Dataset records:
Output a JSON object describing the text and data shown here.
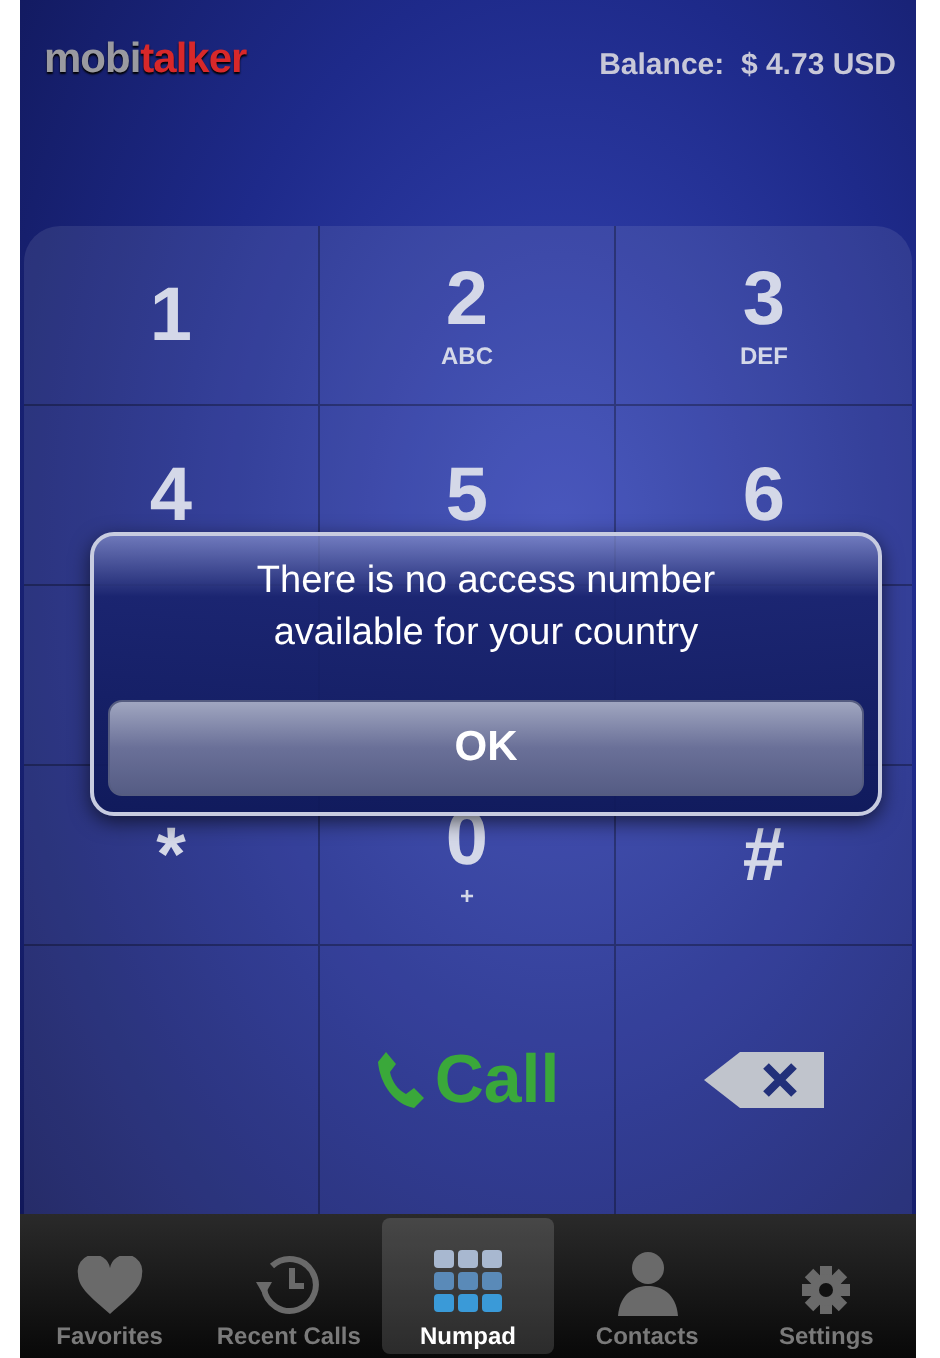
{
  "header": {
    "logo_left": "mobi",
    "logo_right": "talker",
    "balance": "Balance:  $ 4.73 USD"
  },
  "keypad": [
    {
      "digit": "1"
    },
    {
      "digit": "2",
      "letters": "ABC"
    },
    {
      "digit": "3",
      "letters": "DEF"
    },
    {
      "digit": "4"
    },
    {
      "digit": "5"
    },
    {
      "digit": "6"
    },
    {
      "digit": "*"
    },
    {
      "digit": "0",
      "letters": "+"
    },
    {
      "digit": "#"
    }
  ],
  "call_button": {
    "label": "Call"
  },
  "dialog": {
    "message": "There is no access number available for your country",
    "button": "OK"
  },
  "tabs": [
    {
      "label": "Favorites",
      "kind": "heart",
      "selected": false
    },
    {
      "label": "Recent Calls",
      "kind": "clock",
      "selected": false
    },
    {
      "label": "Numpad",
      "kind": "grid",
      "selected": true
    },
    {
      "label": "Contacts",
      "kind": "person",
      "selected": false
    },
    {
      "label": "Settings",
      "kind": "gear",
      "selected": false
    }
  ]
}
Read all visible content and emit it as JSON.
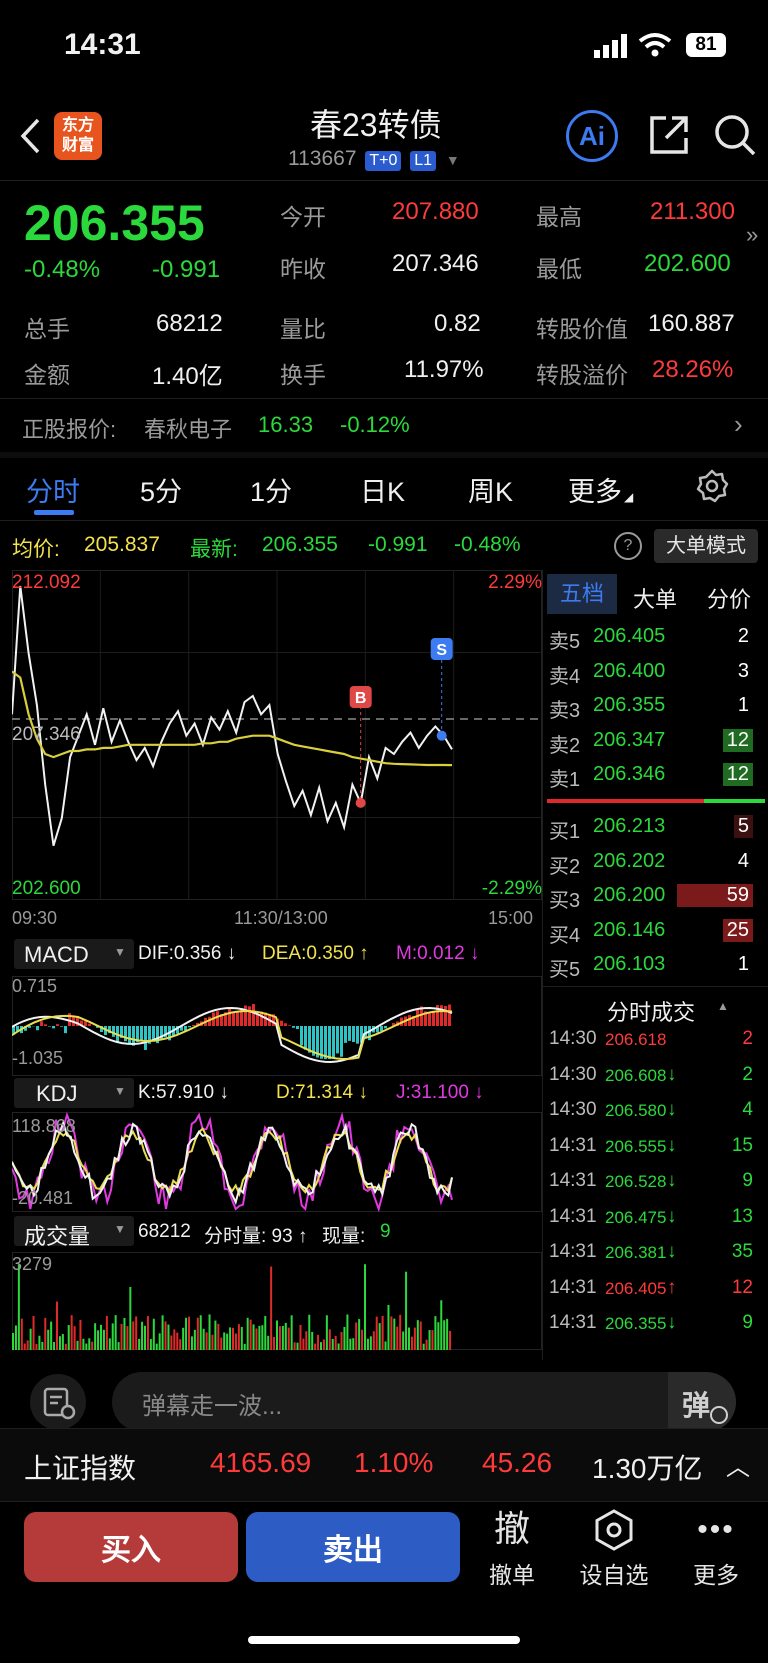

Brief: Identify the lines in the entries above that contain "kind", then copy them out.

Answer in full:
      "kind": "heart",
      "kind": "clock",
      "kind": "grid",
      "kind": "person",
      "kind": "gear",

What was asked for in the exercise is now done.